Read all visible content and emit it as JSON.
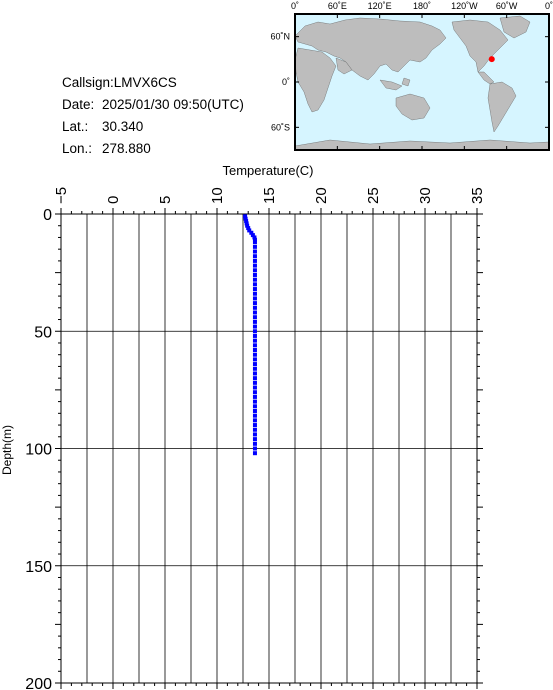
{
  "station": {
    "callsign_label": "Callsign:",
    "callsign": "LMVX6CS",
    "date_label": "Date:",
    "date": "2025/01/30 09:50(UTC)",
    "lat_label": "Lat.:",
    "lat": "30.340",
    "lon_label": "Lon.:",
    "lon": "278.880"
  },
  "map": {
    "lon_ticks": [
      "0˚",
      "60˚E",
      "120˚E",
      "180˚",
      "120˚W",
      "60˚W",
      "0˚"
    ],
    "lat_ticks": [
      "60˚N",
      "0˚",
      "60˚S"
    ],
    "ocean_color": "#d6f5ff",
    "land_color": "#bdbdbd",
    "marker_color": "#ff0000",
    "marker_lon": 278.88,
    "marker_lat": 30.34
  },
  "chart_data": {
    "type": "scatter",
    "xlabel": "Temperature(C)",
    "ylabel": "Depth(m)",
    "xlim": [
      -5,
      35
    ],
    "ylim": [
      200,
      0
    ],
    "x_ticks": [
      -5,
      0,
      5,
      10,
      15,
      20,
      25,
      30,
      35
    ],
    "y_ticks": [
      0,
      50,
      100,
      150,
      200
    ],
    "grid": true,
    "point_color": "#0000ff",
    "series": [
      {
        "points": [
          [
            12.7,
            1
          ],
          [
            12.75,
            2
          ],
          [
            12.8,
            3
          ],
          [
            12.85,
            4
          ],
          [
            12.9,
            5
          ],
          [
            13.0,
            6
          ],
          [
            13.1,
            7
          ],
          [
            13.3,
            8
          ],
          [
            13.45,
            9
          ],
          [
            13.6,
            10
          ],
          [
            13.65,
            11
          ],
          [
            13.65,
            12
          ],
          [
            13.65,
            14
          ],
          [
            13.65,
            16
          ],
          [
            13.65,
            18
          ],
          [
            13.65,
            20
          ],
          [
            13.65,
            22
          ],
          [
            13.65,
            24
          ],
          [
            13.65,
            26
          ],
          [
            13.65,
            28
          ],
          [
            13.65,
            30
          ],
          [
            13.65,
            32
          ],
          [
            13.65,
            34
          ],
          [
            13.65,
            36
          ],
          [
            13.65,
            38
          ],
          [
            13.65,
            40
          ],
          [
            13.65,
            42
          ],
          [
            13.65,
            44
          ],
          [
            13.65,
            46
          ],
          [
            13.65,
            48
          ],
          [
            13.65,
            50
          ],
          [
            13.65,
            52
          ],
          [
            13.65,
            54
          ],
          [
            13.65,
            56
          ],
          [
            13.65,
            58
          ],
          [
            13.65,
            60
          ],
          [
            13.65,
            62
          ],
          [
            13.65,
            64
          ],
          [
            13.65,
            66
          ],
          [
            13.65,
            68
          ],
          [
            13.65,
            70
          ],
          [
            13.65,
            72
          ],
          [
            13.65,
            74
          ],
          [
            13.65,
            76
          ],
          [
            13.65,
            78
          ],
          [
            13.65,
            80
          ],
          [
            13.65,
            82
          ],
          [
            13.65,
            84
          ],
          [
            13.65,
            86
          ],
          [
            13.65,
            88
          ],
          [
            13.65,
            90
          ],
          [
            13.65,
            92
          ],
          [
            13.65,
            94
          ],
          [
            13.65,
            96
          ],
          [
            13.65,
            98
          ],
          [
            13.65,
            100
          ],
          [
            13.65,
            102
          ]
        ]
      }
    ]
  }
}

▶ _GIVEN EXERCISE_:
Working from the material above, transcribe it exactly while omitting pictures.

▶ _TASK OUTPUT_:
Read all visible content and emit it as JSON.
{
  "station": {
    "callsign_label": "Callsign:",
    "callsign": "LMVX6CS",
    "date_label": "Date:",
    "date": "2025/01/30 09:50(UTC)",
    "lat_label": "Lat.:",
    "lat": "30.340",
    "lon_label": "Lon.:",
    "lon": "278.880"
  },
  "map": {
    "lon_ticks": [
      "0˚",
      "60˚E",
      "120˚E",
      "180˚",
      "120˚W",
      "60˚W",
      "0˚"
    ],
    "lat_ticks": [
      "60˚N",
      "0˚",
      "60˚S"
    ],
    "ocean_color": "#d6f5ff",
    "land_color": "#bdbdbd",
    "marker_color": "#ff0000",
    "marker_lon": 278.88,
    "marker_lat": 30.34
  },
  "chart_data": {
    "type": "scatter",
    "xlabel": "Temperature(C)",
    "ylabel": "Depth(m)",
    "xlim": [
      -5,
      35
    ],
    "ylim": [
      200,
      0
    ],
    "x_ticks": [
      -5,
      0,
      5,
      10,
      15,
      20,
      25,
      30,
      35
    ],
    "y_ticks": [
      0,
      50,
      100,
      150,
      200
    ],
    "grid": true,
    "point_color": "#0000ff",
    "series": [
      {
        "points": [
          [
            12.7,
            1
          ],
          [
            12.75,
            2
          ],
          [
            12.8,
            3
          ],
          [
            12.85,
            4
          ],
          [
            12.9,
            5
          ],
          [
            13.0,
            6
          ],
          [
            13.1,
            7
          ],
          [
            13.3,
            8
          ],
          [
            13.45,
            9
          ],
          [
            13.6,
            10
          ],
          [
            13.65,
            11
          ],
          [
            13.65,
            12
          ],
          [
            13.65,
            14
          ],
          [
            13.65,
            16
          ],
          [
            13.65,
            18
          ],
          [
            13.65,
            20
          ],
          [
            13.65,
            22
          ],
          [
            13.65,
            24
          ],
          [
            13.65,
            26
          ],
          [
            13.65,
            28
          ],
          [
            13.65,
            30
          ],
          [
            13.65,
            32
          ],
          [
            13.65,
            34
          ],
          [
            13.65,
            36
          ],
          [
            13.65,
            38
          ],
          [
            13.65,
            40
          ],
          [
            13.65,
            42
          ],
          [
            13.65,
            44
          ],
          [
            13.65,
            46
          ],
          [
            13.65,
            48
          ],
          [
            13.65,
            50
          ],
          [
            13.65,
            52
          ],
          [
            13.65,
            54
          ],
          [
            13.65,
            56
          ],
          [
            13.65,
            58
          ],
          [
            13.65,
            60
          ],
          [
            13.65,
            62
          ],
          [
            13.65,
            64
          ],
          [
            13.65,
            66
          ],
          [
            13.65,
            68
          ],
          [
            13.65,
            70
          ],
          [
            13.65,
            72
          ],
          [
            13.65,
            74
          ],
          [
            13.65,
            76
          ],
          [
            13.65,
            78
          ],
          [
            13.65,
            80
          ],
          [
            13.65,
            82
          ],
          [
            13.65,
            84
          ],
          [
            13.65,
            86
          ],
          [
            13.65,
            88
          ],
          [
            13.65,
            90
          ],
          [
            13.65,
            92
          ],
          [
            13.65,
            94
          ],
          [
            13.65,
            96
          ],
          [
            13.65,
            98
          ],
          [
            13.65,
            100
          ],
          [
            13.65,
            102
          ]
        ]
      }
    ]
  }
}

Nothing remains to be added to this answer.